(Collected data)
——————
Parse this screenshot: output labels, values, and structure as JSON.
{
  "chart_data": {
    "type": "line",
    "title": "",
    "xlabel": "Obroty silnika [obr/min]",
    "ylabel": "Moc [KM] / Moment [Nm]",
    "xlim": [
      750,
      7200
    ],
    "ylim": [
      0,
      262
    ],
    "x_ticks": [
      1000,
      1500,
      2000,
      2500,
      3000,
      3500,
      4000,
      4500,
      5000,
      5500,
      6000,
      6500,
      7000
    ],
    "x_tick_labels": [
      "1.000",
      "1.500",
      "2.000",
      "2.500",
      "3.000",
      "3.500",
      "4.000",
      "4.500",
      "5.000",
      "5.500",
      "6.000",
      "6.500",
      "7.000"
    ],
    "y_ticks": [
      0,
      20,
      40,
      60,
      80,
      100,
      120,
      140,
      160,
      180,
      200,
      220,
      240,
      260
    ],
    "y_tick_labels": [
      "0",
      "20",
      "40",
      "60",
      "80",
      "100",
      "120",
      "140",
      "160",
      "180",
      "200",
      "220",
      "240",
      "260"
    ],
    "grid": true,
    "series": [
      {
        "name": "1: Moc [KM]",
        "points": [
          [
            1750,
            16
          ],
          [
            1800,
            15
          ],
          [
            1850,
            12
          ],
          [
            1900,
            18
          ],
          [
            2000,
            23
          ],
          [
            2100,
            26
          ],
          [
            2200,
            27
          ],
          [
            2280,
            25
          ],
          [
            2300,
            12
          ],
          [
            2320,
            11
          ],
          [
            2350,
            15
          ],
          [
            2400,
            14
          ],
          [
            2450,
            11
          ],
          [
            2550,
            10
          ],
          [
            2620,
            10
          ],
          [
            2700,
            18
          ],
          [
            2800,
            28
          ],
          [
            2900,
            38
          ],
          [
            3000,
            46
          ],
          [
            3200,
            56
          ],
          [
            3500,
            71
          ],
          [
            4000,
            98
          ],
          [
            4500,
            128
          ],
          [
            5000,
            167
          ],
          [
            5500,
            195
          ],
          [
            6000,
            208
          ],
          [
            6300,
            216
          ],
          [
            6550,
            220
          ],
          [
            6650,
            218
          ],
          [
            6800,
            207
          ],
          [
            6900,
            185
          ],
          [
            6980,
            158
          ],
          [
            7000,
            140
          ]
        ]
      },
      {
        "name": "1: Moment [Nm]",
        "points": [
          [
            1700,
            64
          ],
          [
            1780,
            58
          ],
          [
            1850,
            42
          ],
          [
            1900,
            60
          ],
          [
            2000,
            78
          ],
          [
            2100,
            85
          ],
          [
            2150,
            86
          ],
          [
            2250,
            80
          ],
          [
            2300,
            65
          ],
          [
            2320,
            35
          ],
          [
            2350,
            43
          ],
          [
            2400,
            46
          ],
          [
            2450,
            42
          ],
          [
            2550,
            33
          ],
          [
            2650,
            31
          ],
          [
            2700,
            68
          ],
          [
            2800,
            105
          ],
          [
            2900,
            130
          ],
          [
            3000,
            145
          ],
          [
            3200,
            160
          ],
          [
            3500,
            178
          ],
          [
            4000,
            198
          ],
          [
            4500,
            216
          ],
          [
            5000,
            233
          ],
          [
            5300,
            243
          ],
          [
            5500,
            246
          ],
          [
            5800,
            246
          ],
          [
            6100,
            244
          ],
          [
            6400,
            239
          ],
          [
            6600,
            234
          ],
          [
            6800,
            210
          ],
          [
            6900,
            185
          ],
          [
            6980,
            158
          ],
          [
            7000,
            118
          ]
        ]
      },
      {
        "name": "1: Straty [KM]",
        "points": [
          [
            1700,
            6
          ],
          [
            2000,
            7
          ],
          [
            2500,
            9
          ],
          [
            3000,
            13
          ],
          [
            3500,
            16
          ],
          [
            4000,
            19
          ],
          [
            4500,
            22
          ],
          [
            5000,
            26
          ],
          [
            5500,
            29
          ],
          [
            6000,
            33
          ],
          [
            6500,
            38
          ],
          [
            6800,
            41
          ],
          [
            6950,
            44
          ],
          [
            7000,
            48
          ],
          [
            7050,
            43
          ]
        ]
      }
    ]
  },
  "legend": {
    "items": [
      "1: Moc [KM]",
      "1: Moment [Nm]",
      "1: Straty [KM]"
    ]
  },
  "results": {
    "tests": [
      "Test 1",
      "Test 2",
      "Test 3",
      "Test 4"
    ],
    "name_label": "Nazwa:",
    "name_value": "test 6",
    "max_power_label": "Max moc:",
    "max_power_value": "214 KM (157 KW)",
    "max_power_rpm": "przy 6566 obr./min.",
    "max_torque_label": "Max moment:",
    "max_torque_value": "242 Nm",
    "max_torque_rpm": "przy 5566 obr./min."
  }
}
——————
**WHAT TO DO:**
Single out each line of the records above with the string "przy" in it, and copy it.

**FINISHED EXERCISE:**
    "max_power_rpm": "przy 6566 obr./min.",
    "max_torque_rpm": "przy 5566 obr./min."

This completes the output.